Goal of the exercise: Filter the entries that follow, copying every line in which the word "Member" appears.

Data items
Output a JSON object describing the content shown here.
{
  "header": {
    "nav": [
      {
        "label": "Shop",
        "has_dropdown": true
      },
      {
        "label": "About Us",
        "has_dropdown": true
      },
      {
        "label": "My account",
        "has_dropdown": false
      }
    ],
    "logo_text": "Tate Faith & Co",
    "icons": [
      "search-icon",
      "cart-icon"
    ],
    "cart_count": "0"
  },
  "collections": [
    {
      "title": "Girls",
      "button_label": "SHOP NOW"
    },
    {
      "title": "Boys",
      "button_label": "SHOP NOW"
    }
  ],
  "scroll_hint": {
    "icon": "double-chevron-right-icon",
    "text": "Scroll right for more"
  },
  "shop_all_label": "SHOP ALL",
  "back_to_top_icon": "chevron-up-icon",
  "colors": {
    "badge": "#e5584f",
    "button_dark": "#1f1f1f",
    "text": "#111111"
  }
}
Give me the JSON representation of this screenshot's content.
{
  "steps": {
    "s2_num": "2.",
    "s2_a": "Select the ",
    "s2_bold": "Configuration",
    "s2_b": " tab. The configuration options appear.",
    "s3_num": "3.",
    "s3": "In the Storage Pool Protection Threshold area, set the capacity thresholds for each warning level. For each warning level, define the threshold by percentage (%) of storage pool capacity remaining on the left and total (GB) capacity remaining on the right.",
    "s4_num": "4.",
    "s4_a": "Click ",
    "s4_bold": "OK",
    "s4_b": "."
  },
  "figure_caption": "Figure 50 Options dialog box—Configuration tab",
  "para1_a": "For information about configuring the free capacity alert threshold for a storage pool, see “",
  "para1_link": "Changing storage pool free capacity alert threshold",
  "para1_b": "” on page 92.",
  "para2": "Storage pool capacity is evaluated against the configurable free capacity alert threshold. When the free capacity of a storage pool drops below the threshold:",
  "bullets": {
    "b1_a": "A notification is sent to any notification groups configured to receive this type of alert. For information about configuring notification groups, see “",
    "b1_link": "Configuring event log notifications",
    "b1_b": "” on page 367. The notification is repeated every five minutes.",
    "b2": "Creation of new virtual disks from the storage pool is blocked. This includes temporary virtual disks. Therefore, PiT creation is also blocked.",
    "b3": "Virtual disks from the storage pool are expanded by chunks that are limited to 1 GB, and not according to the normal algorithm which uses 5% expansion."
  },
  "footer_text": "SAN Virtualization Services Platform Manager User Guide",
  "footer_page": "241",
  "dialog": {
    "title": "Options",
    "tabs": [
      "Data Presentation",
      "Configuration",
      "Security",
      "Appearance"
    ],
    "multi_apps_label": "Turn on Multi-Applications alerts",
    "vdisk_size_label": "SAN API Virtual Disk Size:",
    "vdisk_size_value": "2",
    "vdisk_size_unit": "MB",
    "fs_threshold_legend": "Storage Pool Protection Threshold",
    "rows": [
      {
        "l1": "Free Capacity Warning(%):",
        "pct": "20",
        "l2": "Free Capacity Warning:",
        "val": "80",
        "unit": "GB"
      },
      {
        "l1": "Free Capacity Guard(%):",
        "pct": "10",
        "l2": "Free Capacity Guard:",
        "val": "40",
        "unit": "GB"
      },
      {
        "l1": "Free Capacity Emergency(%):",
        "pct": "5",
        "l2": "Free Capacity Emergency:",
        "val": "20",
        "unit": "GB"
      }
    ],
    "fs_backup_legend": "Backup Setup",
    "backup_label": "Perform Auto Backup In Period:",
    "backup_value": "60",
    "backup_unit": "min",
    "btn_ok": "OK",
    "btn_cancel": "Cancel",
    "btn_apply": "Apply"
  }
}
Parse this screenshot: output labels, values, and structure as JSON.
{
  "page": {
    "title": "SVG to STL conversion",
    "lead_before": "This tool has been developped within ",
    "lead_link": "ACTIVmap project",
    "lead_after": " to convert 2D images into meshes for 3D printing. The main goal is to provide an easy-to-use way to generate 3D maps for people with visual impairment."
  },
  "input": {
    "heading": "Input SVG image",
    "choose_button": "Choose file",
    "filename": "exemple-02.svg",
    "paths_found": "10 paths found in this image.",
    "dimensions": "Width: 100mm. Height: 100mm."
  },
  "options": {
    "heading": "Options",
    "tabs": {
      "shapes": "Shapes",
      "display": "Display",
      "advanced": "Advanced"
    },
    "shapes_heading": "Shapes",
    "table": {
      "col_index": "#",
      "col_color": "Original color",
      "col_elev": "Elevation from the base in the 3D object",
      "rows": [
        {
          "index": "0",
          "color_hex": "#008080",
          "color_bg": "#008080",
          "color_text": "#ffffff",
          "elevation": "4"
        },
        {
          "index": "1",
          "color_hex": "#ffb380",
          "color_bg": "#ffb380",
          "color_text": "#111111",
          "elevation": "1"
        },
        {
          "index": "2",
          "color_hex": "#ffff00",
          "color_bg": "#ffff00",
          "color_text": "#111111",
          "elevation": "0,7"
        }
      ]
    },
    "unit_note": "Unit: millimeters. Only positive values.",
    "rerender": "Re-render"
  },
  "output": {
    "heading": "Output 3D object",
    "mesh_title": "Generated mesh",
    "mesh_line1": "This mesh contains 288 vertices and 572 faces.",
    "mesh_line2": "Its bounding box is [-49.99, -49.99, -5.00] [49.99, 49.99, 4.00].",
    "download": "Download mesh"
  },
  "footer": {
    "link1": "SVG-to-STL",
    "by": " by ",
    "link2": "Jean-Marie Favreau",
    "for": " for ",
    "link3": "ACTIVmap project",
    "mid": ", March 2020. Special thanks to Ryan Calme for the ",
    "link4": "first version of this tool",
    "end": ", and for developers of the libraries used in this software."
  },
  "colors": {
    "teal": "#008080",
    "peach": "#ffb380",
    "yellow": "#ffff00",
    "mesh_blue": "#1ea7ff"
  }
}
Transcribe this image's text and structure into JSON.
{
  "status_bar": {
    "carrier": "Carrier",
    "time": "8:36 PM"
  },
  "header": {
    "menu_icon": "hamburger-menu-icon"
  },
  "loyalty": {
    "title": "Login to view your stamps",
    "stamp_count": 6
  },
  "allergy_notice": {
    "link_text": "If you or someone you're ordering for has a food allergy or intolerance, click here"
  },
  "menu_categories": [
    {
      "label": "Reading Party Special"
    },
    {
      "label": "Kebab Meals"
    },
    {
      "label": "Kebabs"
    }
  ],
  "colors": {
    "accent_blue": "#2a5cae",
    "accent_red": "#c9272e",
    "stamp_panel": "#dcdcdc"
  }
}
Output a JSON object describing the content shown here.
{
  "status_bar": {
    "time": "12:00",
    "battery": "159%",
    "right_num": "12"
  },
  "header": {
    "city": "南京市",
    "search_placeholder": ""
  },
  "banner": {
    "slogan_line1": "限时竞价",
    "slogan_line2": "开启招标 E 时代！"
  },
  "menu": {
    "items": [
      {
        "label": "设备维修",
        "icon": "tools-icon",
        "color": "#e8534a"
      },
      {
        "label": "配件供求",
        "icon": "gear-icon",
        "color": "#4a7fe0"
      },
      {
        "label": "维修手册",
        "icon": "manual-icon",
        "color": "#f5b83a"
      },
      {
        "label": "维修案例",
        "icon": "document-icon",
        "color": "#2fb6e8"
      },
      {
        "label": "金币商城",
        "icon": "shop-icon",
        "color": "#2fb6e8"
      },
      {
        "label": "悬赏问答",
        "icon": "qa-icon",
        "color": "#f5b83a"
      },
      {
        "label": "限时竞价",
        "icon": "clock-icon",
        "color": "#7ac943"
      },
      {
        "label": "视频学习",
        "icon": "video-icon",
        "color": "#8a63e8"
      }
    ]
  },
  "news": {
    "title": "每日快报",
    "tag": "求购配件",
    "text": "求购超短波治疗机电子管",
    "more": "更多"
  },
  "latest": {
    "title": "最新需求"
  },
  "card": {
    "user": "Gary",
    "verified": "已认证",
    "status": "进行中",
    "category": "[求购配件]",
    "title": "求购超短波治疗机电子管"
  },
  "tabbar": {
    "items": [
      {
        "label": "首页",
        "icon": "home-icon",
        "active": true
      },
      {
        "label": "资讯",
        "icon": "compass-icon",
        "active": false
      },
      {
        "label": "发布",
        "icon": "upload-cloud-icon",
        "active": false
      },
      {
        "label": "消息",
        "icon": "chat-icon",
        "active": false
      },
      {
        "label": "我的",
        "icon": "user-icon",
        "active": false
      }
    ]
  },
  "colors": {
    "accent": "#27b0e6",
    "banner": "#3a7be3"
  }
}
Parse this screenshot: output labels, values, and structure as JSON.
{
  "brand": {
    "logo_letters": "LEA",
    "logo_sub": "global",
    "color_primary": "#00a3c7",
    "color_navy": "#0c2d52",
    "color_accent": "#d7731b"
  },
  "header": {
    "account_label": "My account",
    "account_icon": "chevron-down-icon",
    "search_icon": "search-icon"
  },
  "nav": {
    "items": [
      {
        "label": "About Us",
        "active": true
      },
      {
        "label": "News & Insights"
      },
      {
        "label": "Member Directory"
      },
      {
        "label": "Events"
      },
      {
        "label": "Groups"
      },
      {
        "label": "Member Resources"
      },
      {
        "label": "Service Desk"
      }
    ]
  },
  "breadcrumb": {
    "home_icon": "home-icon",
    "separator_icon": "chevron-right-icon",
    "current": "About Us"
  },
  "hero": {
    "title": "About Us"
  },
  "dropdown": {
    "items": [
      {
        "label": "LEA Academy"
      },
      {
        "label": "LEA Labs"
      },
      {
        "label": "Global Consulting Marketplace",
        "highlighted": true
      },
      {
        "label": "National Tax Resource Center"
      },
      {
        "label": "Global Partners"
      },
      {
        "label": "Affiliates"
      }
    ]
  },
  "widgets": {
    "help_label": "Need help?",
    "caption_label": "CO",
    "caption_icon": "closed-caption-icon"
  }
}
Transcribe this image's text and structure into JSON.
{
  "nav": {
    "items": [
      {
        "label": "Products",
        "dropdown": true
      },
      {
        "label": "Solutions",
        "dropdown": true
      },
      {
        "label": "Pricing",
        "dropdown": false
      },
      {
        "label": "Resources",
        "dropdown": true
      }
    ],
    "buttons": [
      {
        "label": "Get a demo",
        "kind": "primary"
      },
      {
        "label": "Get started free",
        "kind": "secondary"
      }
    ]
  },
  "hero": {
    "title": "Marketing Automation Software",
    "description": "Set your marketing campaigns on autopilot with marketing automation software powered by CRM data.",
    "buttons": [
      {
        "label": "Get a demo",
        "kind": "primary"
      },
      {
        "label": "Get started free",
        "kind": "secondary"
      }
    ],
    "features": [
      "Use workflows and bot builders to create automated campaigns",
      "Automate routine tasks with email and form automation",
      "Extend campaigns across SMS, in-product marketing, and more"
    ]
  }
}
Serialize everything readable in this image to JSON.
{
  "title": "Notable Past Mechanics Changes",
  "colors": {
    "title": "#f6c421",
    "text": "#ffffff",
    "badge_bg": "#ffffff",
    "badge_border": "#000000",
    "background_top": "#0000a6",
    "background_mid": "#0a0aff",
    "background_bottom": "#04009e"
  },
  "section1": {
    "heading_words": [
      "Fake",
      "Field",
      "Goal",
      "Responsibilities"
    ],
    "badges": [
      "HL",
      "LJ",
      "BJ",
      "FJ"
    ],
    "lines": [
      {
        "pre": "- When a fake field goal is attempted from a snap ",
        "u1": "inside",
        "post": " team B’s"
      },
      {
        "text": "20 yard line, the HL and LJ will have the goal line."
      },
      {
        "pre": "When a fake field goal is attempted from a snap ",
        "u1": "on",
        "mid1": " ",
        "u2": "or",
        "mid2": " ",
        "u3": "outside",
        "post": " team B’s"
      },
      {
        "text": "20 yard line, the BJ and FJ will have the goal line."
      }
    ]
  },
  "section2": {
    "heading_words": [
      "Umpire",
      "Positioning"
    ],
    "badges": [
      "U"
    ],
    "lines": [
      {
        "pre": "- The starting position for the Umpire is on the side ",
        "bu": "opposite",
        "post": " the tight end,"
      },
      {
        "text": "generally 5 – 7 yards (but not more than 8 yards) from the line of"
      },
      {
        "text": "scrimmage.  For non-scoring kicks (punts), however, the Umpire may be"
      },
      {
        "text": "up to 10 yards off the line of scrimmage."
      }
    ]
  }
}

Complete output:
        "label": "Member Directory"
        "label": "Member Resources"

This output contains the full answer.